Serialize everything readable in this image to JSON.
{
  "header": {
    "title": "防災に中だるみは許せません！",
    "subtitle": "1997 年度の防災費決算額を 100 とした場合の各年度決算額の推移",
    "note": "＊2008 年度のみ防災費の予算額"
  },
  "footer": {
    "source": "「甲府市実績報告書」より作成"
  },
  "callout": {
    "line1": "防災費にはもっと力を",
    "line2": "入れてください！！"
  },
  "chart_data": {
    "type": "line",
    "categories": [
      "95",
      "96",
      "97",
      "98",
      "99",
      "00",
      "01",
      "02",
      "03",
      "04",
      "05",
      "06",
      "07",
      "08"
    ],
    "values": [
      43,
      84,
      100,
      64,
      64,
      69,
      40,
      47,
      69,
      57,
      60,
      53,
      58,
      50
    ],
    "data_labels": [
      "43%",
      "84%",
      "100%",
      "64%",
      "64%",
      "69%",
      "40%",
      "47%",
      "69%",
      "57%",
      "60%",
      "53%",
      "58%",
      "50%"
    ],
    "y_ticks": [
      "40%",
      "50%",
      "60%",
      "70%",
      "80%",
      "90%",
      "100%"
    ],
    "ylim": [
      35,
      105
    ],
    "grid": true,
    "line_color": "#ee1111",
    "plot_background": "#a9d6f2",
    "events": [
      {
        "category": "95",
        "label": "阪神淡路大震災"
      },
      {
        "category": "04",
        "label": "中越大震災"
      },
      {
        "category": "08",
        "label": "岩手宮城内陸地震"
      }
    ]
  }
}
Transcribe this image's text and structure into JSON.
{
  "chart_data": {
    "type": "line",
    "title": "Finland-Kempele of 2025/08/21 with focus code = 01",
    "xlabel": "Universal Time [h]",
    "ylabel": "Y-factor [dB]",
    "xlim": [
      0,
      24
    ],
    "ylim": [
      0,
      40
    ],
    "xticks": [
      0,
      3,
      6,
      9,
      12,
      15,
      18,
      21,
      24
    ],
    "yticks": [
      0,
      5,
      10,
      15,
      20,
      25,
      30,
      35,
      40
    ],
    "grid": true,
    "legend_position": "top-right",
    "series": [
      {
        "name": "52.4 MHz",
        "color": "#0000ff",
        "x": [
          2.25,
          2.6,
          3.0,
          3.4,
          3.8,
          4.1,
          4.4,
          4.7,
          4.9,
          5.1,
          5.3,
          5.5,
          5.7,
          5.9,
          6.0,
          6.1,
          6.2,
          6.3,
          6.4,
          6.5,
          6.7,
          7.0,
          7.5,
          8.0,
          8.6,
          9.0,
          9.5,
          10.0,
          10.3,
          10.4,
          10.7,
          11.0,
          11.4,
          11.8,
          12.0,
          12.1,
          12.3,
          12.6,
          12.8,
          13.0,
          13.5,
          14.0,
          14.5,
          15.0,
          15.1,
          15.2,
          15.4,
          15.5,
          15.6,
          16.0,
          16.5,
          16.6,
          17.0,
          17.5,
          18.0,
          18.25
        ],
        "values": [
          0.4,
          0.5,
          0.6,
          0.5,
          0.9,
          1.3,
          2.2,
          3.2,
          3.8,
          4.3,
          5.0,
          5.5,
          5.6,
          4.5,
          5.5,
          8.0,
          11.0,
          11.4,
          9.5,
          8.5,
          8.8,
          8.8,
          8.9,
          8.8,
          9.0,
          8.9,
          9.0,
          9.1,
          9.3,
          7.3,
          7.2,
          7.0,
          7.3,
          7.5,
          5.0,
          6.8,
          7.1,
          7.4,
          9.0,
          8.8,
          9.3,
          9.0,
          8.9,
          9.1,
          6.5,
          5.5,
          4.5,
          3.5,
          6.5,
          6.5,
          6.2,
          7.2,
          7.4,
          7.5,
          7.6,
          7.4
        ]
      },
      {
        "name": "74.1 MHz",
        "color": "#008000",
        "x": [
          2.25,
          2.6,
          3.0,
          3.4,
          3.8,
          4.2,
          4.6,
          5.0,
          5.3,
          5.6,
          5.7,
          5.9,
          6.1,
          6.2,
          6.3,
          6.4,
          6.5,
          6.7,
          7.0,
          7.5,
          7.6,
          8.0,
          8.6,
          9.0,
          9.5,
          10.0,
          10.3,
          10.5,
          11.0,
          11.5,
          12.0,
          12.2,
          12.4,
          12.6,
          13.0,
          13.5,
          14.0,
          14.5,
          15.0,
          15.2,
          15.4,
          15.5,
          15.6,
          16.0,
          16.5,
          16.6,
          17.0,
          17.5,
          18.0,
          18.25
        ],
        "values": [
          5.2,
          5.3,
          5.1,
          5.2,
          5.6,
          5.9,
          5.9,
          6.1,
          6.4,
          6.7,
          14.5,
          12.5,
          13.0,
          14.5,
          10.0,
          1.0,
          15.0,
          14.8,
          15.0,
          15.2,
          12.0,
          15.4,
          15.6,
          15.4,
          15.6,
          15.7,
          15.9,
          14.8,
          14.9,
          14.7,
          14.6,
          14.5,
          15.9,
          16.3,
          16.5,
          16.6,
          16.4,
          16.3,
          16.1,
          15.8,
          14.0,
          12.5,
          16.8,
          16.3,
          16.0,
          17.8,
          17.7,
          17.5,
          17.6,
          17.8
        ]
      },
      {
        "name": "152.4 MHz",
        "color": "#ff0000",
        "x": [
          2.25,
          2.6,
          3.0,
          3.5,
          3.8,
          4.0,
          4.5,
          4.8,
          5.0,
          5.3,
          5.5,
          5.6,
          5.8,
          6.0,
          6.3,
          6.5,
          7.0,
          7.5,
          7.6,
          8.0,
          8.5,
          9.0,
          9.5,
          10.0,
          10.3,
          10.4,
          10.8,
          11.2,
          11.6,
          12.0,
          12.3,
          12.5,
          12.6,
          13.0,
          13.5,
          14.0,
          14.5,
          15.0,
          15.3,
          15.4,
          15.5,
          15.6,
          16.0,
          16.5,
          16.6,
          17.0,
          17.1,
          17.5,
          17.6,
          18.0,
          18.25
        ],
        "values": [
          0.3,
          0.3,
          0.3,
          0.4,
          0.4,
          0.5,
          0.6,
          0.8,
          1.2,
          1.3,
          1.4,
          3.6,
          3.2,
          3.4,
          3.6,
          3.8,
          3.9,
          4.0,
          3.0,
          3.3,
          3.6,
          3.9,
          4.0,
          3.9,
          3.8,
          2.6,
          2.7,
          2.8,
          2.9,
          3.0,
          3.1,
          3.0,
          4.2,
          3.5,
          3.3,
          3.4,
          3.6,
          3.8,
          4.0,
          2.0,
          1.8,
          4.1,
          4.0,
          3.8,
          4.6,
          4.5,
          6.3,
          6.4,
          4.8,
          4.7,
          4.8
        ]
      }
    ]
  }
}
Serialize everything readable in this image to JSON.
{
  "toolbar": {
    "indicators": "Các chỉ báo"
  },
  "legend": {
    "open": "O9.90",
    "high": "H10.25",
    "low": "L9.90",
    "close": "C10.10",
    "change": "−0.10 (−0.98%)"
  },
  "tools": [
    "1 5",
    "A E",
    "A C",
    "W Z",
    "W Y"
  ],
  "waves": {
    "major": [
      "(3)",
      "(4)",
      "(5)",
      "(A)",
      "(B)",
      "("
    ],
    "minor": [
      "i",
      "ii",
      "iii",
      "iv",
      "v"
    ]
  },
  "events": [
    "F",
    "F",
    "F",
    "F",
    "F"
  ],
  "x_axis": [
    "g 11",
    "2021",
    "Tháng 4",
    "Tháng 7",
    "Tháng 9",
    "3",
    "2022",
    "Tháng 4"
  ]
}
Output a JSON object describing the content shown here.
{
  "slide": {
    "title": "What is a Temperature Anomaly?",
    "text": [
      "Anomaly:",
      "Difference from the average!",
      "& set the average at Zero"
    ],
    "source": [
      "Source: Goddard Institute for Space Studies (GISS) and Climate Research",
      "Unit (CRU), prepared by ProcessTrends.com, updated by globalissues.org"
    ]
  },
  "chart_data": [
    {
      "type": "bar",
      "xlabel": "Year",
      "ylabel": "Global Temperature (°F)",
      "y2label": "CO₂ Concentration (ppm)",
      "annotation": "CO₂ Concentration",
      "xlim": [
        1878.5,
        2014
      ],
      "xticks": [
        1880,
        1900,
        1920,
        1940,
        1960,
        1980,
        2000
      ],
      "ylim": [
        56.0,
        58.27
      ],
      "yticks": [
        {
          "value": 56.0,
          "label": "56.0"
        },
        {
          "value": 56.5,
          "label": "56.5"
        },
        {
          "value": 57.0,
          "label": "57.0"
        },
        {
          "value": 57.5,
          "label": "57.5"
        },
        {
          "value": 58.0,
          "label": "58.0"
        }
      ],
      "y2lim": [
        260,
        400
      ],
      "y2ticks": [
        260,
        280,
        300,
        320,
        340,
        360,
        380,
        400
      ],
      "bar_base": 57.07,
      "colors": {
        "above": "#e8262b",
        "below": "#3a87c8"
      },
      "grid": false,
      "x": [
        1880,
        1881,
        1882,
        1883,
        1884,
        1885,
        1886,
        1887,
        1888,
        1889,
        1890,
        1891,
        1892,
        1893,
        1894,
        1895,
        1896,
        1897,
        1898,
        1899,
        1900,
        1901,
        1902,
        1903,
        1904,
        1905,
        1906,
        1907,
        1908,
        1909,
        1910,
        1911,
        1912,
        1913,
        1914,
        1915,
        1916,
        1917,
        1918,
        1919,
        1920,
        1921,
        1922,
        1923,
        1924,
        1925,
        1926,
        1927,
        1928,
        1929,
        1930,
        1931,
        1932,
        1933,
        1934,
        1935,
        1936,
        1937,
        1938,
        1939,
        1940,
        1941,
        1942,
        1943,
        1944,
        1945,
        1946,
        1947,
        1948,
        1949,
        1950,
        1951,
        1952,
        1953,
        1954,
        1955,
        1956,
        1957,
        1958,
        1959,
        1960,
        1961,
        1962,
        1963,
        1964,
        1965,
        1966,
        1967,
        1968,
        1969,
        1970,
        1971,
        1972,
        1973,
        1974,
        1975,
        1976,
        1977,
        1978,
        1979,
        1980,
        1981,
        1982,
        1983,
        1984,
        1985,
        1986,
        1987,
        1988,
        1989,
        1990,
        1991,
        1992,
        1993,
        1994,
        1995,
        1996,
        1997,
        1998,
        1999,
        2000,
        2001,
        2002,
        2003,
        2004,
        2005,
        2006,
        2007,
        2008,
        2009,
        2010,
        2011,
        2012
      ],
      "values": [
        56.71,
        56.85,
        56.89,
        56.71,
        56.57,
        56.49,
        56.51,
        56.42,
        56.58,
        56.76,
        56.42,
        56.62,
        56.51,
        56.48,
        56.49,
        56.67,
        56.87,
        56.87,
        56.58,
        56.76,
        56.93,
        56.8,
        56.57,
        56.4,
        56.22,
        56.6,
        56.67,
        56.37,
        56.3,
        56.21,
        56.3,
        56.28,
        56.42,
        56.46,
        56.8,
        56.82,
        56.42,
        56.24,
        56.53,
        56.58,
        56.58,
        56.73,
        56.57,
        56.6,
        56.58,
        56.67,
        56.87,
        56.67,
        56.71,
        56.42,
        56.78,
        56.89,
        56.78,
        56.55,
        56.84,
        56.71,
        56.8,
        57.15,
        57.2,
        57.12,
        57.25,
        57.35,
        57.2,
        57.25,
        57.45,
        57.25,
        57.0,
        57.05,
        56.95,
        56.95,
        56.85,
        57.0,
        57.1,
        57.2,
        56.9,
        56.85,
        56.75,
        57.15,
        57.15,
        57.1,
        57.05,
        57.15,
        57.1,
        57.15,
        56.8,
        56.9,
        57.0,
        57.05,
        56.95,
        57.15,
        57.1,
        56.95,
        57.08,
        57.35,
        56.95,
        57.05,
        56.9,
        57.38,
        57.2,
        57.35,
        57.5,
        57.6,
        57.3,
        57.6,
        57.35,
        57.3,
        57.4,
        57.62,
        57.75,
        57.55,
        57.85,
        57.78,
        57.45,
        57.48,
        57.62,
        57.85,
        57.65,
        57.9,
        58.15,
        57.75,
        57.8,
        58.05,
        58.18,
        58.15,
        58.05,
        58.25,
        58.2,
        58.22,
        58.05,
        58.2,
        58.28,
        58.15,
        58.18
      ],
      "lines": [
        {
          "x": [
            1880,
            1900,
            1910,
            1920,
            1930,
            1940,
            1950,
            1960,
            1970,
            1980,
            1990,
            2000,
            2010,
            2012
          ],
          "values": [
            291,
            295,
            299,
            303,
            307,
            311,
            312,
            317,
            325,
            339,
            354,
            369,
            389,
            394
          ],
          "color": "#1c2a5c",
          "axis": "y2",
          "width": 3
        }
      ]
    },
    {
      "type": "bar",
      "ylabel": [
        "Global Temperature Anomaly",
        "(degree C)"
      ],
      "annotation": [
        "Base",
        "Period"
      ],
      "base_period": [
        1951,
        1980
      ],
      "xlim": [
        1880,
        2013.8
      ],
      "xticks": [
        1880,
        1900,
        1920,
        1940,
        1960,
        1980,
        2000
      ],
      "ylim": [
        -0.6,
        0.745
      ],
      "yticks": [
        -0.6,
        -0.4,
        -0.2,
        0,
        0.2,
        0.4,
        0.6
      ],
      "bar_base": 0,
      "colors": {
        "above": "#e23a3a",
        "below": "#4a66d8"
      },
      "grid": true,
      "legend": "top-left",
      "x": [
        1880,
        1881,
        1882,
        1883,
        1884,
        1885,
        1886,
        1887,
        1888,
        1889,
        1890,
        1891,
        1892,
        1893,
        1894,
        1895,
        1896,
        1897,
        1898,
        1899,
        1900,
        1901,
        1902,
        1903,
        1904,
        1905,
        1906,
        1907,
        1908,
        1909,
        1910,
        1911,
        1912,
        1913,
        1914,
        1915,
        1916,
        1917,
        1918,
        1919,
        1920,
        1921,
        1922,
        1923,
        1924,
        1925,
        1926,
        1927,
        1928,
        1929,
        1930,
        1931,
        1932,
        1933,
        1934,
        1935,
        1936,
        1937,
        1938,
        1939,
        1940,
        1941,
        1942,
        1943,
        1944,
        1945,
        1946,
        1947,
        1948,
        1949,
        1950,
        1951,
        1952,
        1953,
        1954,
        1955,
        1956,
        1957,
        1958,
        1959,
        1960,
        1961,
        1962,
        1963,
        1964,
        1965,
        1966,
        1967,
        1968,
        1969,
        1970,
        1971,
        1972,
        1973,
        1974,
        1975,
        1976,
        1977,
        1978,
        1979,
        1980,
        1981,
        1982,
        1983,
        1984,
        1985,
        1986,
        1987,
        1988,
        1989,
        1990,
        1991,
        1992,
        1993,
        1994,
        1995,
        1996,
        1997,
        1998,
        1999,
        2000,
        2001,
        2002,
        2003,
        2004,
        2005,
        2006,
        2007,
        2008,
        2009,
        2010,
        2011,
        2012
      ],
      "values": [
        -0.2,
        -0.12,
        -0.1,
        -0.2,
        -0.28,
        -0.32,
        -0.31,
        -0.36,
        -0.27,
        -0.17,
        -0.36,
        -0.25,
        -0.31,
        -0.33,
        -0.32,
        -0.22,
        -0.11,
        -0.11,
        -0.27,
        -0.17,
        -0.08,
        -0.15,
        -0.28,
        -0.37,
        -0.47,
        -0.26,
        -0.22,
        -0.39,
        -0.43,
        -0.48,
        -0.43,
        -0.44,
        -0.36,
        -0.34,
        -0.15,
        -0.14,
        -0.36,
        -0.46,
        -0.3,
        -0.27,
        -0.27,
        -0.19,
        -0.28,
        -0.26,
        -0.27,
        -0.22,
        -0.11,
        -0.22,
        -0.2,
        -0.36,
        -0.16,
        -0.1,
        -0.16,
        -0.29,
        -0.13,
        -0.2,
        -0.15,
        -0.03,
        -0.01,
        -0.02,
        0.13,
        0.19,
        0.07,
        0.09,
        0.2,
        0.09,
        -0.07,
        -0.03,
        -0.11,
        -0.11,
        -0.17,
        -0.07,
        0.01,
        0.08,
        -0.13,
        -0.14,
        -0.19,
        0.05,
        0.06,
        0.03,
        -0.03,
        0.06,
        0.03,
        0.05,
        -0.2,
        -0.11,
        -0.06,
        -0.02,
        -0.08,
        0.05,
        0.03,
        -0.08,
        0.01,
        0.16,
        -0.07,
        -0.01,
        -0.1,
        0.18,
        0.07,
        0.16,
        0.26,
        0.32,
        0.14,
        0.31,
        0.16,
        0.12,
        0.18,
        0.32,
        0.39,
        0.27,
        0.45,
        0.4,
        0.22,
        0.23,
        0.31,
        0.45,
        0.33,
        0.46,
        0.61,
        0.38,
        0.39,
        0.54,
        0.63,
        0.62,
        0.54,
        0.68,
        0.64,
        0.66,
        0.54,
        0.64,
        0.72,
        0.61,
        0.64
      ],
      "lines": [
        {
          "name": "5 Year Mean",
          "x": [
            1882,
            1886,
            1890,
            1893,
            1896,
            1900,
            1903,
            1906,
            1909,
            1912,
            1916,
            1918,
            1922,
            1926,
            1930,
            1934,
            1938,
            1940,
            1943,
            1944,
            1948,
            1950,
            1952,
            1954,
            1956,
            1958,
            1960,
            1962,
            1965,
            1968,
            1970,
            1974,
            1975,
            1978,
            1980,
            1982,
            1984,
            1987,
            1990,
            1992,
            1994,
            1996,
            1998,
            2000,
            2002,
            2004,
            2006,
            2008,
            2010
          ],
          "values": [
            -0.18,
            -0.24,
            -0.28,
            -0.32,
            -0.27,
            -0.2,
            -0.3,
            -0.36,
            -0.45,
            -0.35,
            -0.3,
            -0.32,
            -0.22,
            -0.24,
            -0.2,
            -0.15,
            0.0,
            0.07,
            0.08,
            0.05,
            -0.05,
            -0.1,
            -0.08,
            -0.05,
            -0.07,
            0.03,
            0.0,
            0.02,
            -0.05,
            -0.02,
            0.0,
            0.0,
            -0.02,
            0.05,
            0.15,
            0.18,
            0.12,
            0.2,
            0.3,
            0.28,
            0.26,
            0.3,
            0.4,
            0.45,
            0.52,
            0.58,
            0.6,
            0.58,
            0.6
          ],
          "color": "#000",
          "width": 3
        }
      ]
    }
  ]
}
------
GOAL: Extract all lines from the material above that include the word "average".

TASK SOLUTION:
      "Difference from the average!",
      "& set the average at Zero"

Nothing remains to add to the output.